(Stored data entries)
------------------------------------------------

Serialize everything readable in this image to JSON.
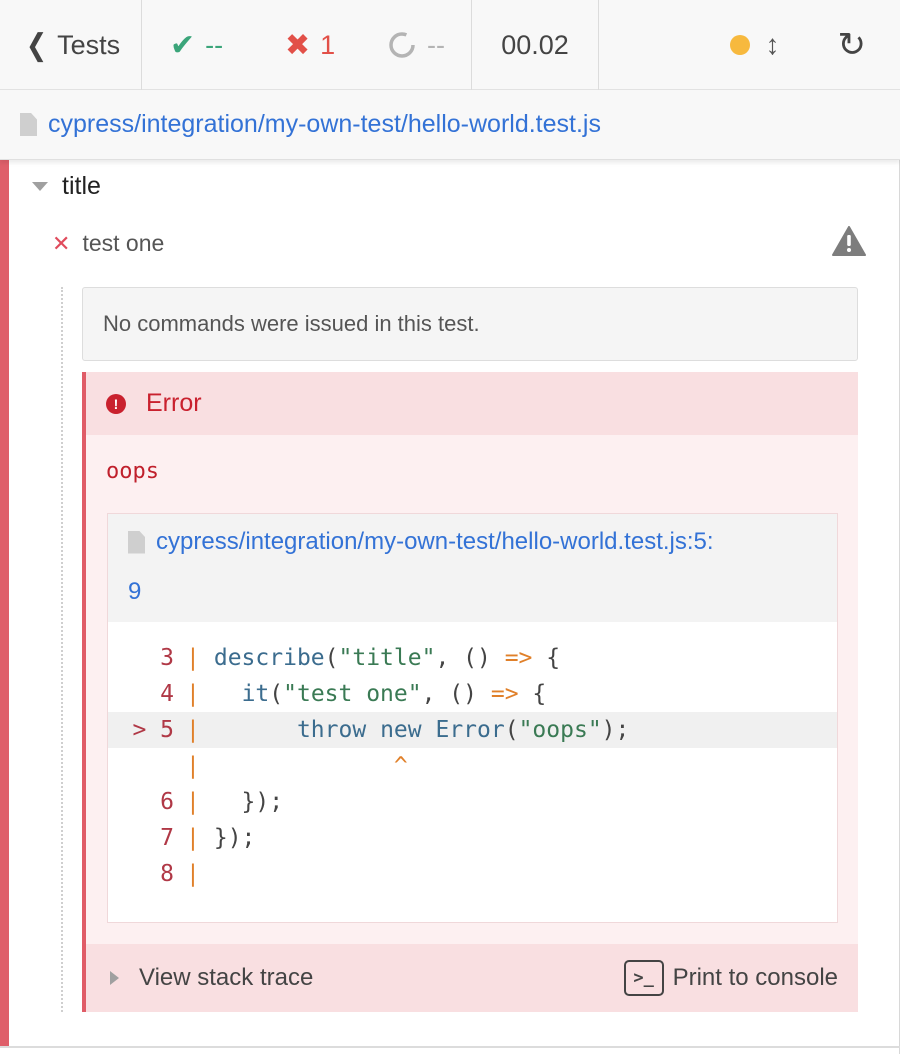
{
  "header": {
    "tests_label": "Tests",
    "passed": "--",
    "failed": "1",
    "pending": "--",
    "duration": "00.02",
    "status_dot_color": "#f7b93e"
  },
  "spec": {
    "path": "cypress/integration/my-own-test/hello-world.test.js"
  },
  "suite": {
    "title": "title"
  },
  "test": {
    "title": "test one",
    "no_commands": "No commands were issued in this test."
  },
  "error": {
    "name": "Error",
    "message": "oops",
    "file_line1": "cypress/integration/my-own-test/hello-world.test.js:5:",
    "file_line2": "9",
    "code": [
      {
        "num": "3",
        "marker": "",
        "tokens": [
          [
            "fn",
            "describe"
          ],
          [
            "p",
            "("
          ],
          [
            "str",
            "\"title\""
          ],
          [
            "p",
            ", () "
          ],
          [
            "op",
            "=>"
          ],
          [
            "p",
            " {"
          ]
        ]
      },
      {
        "num": "4",
        "marker": "",
        "tokens": [
          [
            "p",
            "  "
          ],
          [
            "fn",
            "it"
          ],
          [
            "p",
            "("
          ],
          [
            "str",
            "\"test one\""
          ],
          [
            "p",
            ", () "
          ],
          [
            "op",
            "=>"
          ],
          [
            "p",
            " {"
          ]
        ]
      },
      {
        "num": "5",
        "marker": ">",
        "hl": true,
        "tokens": [
          [
            "p",
            "      "
          ],
          [
            "kw",
            "throw"
          ],
          [
            "p",
            " "
          ],
          [
            "kw",
            "new"
          ],
          [
            "p",
            " "
          ],
          [
            "fn",
            "Error"
          ],
          [
            "p",
            "("
          ],
          [
            "str",
            "\"oops\""
          ],
          [
            "p",
            ");"
          ]
        ]
      },
      {
        "num": "",
        "marker": "",
        "tokens": [
          [
            "caret",
            "             ^"
          ]
        ]
      },
      {
        "num": "6",
        "marker": "",
        "tokens": [
          [
            "p",
            "  });"
          ]
        ]
      },
      {
        "num": "7",
        "marker": "",
        "tokens": [
          [
            "p",
            "});"
          ]
        ]
      },
      {
        "num": "8",
        "marker": "",
        "tokens": []
      }
    ],
    "view_stack_trace": "View stack trace",
    "print_to_console": "Print to console"
  },
  "colors": {
    "pass": "#3ba57a",
    "fail": "#e25048",
    "link": "#3372d6",
    "error": "#c9212e"
  }
}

------------------------------------------------

What to work on
Print each record exactly as it stands, leaving the images out.

Answer below
Serialize everything readable in this image to JSON.
{
  "header": {
    "tests_label": "Tests",
    "passed": "--",
    "failed": "1",
    "pending": "--",
    "duration": "00.02",
    "status_dot_color": "#f7b93e"
  },
  "spec": {
    "path": "cypress/integration/my-own-test/hello-world.test.js"
  },
  "suite": {
    "title": "title"
  },
  "test": {
    "title": "test one",
    "no_commands": "No commands were issued in this test."
  },
  "error": {
    "name": "Error",
    "message": "oops",
    "file_line1": "cypress/integration/my-own-test/hello-world.test.js:5:",
    "file_line2": "9",
    "code": [
      {
        "num": "3",
        "marker": "",
        "tokens": [
          [
            "fn",
            "describe"
          ],
          [
            "p",
            "("
          ],
          [
            "str",
            "\"title\""
          ],
          [
            "p",
            ", () "
          ],
          [
            "op",
            "=>"
          ],
          [
            "p",
            " {"
          ]
        ]
      },
      {
        "num": "4",
        "marker": "",
        "tokens": [
          [
            "p",
            "  "
          ],
          [
            "fn",
            "it"
          ],
          [
            "p",
            "("
          ],
          [
            "str",
            "\"test one\""
          ],
          [
            "p",
            ", () "
          ],
          [
            "op",
            "=>"
          ],
          [
            "p",
            " {"
          ]
        ]
      },
      {
        "num": "5",
        "marker": ">",
        "hl": true,
        "tokens": [
          [
            "p",
            "      "
          ],
          [
            "kw",
            "throw"
          ],
          [
            "p",
            " "
          ],
          [
            "kw",
            "new"
          ],
          [
            "p",
            " "
          ],
          [
            "fn",
            "Error"
          ],
          [
            "p",
            "("
          ],
          [
            "str",
            "\"oops\""
          ],
          [
            "p",
            ");"
          ]
        ]
      },
      {
        "num": "",
        "marker": "",
        "tokens": [
          [
            "caret",
            "             ^"
          ]
        ]
      },
      {
        "num": "6",
        "marker": "",
        "tokens": [
          [
            "p",
            "  });"
          ]
        ]
      },
      {
        "num": "7",
        "marker": "",
        "tokens": [
          [
            "p",
            "});"
          ]
        ]
      },
      {
        "num": "8",
        "marker": "",
        "tokens": []
      }
    ],
    "view_stack_trace": "View stack trace",
    "print_to_console": "Print to console"
  },
  "colors": {
    "pass": "#3ba57a",
    "fail": "#e25048",
    "link": "#3372d6",
    "error": "#c9212e"
  }
}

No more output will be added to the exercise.